◆ **SHORT EXERCISE**
Check every line for the word "partis" and give the number of lines where it occurs, nothing else.

-- Begin GIVEN DATA --

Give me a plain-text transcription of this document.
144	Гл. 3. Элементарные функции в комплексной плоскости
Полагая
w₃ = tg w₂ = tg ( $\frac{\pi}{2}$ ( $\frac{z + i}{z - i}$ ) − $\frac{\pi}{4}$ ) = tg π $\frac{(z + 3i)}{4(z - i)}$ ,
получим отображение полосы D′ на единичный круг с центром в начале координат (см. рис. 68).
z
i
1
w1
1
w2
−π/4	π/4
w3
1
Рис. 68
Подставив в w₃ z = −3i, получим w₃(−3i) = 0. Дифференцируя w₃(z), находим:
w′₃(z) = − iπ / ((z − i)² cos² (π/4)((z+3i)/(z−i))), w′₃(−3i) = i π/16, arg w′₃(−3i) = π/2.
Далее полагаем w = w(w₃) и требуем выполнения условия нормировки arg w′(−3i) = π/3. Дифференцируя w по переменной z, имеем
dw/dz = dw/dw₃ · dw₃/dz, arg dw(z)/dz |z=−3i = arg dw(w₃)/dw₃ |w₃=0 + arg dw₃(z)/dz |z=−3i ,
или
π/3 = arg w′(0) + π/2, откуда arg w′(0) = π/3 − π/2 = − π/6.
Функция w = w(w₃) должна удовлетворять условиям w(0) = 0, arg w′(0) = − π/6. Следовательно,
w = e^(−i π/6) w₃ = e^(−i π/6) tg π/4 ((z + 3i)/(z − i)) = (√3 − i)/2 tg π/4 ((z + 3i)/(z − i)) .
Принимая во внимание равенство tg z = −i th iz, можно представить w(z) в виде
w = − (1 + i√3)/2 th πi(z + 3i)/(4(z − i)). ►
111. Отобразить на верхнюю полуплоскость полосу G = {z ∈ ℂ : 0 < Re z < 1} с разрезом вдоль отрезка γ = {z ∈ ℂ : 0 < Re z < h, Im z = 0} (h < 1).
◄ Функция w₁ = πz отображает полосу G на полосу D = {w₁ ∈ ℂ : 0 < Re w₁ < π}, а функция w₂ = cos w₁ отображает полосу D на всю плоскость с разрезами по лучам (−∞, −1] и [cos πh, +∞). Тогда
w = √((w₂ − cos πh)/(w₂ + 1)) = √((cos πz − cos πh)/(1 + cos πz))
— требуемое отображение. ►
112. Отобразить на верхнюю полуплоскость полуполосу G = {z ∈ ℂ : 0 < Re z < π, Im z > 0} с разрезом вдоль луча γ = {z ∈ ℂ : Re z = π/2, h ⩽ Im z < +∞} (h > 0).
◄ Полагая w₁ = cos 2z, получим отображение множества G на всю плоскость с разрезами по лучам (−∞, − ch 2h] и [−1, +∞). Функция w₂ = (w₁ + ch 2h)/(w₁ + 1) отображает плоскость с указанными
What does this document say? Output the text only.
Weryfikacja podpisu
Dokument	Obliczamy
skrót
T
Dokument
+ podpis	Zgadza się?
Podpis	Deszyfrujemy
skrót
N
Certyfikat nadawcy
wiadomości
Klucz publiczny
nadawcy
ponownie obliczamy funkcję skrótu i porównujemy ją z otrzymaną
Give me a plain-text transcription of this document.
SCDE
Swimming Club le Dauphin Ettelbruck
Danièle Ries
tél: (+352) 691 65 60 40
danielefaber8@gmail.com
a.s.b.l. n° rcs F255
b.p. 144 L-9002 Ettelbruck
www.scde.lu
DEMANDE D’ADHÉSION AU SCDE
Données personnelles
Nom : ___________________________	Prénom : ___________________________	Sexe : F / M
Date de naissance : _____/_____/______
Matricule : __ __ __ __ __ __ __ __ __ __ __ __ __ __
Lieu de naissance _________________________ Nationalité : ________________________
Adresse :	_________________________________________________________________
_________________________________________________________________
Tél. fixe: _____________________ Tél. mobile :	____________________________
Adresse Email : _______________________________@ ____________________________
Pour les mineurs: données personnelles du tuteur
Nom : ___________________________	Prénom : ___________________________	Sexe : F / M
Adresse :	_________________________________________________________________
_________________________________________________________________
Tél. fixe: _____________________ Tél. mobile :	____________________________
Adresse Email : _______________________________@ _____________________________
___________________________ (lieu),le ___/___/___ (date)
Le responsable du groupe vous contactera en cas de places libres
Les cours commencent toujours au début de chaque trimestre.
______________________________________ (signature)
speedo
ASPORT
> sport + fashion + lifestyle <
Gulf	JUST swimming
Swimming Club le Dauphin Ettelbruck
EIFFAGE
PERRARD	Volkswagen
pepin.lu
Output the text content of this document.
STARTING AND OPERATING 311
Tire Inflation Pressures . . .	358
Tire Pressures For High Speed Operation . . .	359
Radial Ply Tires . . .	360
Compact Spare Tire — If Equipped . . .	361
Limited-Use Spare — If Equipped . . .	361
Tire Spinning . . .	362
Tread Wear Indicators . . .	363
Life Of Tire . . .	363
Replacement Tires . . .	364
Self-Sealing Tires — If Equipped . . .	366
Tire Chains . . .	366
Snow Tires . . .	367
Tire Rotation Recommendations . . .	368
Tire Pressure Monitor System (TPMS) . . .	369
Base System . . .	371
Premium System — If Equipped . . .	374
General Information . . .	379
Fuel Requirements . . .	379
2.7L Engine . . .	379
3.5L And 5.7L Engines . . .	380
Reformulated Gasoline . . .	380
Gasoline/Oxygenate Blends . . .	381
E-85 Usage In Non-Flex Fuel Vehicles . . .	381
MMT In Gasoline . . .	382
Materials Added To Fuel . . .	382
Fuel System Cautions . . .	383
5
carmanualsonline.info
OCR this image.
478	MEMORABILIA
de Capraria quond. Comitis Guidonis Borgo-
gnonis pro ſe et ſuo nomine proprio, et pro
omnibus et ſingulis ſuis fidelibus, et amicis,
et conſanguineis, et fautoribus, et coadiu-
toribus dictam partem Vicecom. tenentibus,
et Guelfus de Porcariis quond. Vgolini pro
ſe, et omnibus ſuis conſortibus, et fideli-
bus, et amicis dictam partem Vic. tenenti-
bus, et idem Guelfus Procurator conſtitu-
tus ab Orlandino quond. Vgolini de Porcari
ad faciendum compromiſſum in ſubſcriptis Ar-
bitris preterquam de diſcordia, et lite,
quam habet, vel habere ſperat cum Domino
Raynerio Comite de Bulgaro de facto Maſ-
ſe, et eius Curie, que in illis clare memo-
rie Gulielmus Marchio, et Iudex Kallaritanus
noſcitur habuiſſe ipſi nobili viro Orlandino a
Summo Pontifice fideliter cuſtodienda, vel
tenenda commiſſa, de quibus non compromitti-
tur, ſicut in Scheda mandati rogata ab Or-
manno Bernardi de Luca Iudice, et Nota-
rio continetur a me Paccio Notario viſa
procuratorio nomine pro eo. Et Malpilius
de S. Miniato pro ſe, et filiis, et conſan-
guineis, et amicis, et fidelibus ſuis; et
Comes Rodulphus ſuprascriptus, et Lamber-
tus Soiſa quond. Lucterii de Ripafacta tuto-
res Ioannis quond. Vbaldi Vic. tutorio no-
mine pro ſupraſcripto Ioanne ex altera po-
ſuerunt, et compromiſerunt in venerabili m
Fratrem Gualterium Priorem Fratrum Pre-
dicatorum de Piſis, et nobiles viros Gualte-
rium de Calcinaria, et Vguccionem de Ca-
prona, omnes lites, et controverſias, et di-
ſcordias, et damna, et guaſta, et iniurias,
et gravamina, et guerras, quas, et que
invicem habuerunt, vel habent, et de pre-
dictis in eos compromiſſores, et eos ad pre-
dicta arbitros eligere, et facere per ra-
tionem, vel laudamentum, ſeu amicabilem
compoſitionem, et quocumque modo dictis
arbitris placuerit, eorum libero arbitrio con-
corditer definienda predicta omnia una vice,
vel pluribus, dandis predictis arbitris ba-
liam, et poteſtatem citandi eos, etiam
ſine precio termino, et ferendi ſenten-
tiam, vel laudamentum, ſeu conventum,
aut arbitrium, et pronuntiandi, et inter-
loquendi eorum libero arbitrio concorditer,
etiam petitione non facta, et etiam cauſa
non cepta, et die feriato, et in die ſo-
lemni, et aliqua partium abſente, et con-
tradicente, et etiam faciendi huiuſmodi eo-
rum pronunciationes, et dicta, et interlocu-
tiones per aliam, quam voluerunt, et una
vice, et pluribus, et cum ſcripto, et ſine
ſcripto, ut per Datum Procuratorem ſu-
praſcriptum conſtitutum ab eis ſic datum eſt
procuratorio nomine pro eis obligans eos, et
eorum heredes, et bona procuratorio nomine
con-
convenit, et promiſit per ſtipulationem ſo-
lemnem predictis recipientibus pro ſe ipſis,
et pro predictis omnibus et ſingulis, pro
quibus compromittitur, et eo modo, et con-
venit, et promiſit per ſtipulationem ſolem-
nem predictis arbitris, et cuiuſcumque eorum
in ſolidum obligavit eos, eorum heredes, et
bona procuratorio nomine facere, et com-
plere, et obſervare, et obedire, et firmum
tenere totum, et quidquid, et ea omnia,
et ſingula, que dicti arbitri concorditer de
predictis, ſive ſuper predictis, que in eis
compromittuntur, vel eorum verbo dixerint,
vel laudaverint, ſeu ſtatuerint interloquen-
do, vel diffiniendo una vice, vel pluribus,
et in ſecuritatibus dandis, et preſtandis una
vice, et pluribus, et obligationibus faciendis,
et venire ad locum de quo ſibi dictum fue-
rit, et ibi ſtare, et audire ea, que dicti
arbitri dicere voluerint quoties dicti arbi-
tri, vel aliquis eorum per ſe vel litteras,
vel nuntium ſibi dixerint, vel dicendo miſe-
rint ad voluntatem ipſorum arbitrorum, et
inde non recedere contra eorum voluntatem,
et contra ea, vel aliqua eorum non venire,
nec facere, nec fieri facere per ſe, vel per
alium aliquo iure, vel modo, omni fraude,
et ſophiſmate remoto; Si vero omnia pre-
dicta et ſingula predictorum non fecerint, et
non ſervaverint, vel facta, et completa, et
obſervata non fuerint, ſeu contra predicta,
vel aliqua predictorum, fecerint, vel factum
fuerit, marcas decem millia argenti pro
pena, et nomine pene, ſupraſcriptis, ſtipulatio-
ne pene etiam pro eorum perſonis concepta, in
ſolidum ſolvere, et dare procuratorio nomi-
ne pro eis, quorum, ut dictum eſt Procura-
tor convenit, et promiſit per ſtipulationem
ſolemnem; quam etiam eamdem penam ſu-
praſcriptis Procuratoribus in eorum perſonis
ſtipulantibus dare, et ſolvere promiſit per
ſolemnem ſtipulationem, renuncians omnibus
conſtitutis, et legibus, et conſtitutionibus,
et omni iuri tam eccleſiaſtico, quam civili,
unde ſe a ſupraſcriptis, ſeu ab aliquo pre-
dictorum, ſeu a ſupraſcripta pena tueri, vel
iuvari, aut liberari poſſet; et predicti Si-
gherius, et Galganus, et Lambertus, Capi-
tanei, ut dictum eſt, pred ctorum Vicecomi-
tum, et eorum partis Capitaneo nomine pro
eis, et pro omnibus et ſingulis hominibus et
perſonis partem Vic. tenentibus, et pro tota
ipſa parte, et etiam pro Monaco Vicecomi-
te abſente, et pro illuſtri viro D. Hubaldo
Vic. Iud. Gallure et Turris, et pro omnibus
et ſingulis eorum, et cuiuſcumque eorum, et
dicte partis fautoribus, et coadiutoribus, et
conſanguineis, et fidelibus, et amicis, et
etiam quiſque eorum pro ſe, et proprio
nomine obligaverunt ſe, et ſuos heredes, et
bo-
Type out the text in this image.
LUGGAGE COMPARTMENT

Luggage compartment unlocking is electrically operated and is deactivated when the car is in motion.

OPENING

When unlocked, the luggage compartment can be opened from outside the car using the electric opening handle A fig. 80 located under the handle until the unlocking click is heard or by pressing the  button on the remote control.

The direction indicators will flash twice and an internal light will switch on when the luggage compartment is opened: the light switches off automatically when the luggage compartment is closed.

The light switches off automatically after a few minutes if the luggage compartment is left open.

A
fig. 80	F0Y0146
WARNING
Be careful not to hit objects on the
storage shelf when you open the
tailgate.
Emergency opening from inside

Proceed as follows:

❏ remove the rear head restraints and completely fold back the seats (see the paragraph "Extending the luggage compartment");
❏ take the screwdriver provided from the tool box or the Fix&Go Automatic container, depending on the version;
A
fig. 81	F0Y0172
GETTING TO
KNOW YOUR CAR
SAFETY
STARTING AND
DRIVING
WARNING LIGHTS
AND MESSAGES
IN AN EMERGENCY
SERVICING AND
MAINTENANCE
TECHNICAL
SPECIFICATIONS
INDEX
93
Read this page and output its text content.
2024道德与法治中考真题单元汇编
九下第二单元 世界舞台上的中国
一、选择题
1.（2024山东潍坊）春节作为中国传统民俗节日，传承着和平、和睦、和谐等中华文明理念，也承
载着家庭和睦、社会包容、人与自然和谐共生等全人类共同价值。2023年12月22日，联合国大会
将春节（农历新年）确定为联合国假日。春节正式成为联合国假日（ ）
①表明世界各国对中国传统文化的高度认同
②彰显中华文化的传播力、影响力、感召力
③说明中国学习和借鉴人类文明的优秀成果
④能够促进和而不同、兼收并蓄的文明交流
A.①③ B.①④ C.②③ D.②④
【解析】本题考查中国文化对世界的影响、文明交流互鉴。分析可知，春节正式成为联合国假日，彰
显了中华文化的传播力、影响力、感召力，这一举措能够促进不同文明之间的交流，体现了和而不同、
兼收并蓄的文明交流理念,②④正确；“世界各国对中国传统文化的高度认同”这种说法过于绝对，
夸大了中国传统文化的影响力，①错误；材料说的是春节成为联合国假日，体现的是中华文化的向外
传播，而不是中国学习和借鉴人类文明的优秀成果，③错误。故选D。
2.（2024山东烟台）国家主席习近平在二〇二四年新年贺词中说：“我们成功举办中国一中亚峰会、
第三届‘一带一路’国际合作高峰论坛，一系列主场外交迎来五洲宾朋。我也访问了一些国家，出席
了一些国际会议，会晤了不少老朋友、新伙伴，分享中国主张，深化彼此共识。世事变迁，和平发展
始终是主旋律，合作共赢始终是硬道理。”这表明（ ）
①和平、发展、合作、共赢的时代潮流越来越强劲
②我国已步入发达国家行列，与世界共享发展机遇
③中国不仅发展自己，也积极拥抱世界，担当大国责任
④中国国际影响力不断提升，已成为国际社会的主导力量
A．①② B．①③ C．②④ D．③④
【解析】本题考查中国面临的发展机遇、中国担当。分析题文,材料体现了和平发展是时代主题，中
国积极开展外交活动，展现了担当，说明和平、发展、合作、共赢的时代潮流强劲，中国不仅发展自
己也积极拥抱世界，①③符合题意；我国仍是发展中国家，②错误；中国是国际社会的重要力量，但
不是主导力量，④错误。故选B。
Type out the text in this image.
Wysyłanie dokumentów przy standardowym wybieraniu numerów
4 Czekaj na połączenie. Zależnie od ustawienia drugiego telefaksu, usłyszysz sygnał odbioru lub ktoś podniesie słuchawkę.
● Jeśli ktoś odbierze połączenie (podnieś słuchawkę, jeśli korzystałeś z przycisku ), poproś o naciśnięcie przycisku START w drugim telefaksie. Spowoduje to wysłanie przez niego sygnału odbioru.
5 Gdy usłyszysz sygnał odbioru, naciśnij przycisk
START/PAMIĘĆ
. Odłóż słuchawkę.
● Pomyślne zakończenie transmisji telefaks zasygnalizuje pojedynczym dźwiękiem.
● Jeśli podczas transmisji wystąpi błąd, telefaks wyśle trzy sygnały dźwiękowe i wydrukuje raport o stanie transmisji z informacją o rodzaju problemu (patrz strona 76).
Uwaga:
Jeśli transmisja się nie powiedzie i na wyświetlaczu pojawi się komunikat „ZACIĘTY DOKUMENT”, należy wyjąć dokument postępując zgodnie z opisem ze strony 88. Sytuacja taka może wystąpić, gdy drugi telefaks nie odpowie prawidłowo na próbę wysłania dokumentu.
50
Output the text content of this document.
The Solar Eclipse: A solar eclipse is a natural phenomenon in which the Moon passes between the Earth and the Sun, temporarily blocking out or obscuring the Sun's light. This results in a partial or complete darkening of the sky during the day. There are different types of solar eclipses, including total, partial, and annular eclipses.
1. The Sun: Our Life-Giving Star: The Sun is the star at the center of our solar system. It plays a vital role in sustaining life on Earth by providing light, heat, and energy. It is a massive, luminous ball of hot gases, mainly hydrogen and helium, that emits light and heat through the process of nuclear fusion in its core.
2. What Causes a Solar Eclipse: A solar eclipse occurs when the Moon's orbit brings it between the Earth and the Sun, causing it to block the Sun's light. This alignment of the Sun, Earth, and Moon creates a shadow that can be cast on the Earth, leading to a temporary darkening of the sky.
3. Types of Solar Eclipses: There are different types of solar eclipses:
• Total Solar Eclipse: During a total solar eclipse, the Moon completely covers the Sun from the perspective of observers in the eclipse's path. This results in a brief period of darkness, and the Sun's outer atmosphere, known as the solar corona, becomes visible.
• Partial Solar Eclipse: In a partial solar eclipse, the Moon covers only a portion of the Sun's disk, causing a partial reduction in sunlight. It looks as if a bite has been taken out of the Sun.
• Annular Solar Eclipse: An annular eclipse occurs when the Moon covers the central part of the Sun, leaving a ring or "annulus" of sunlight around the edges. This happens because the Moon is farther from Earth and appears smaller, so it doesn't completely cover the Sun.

-- End GIVEN DATA --

◆ **SOLUTION TO THE PROBLEM**
2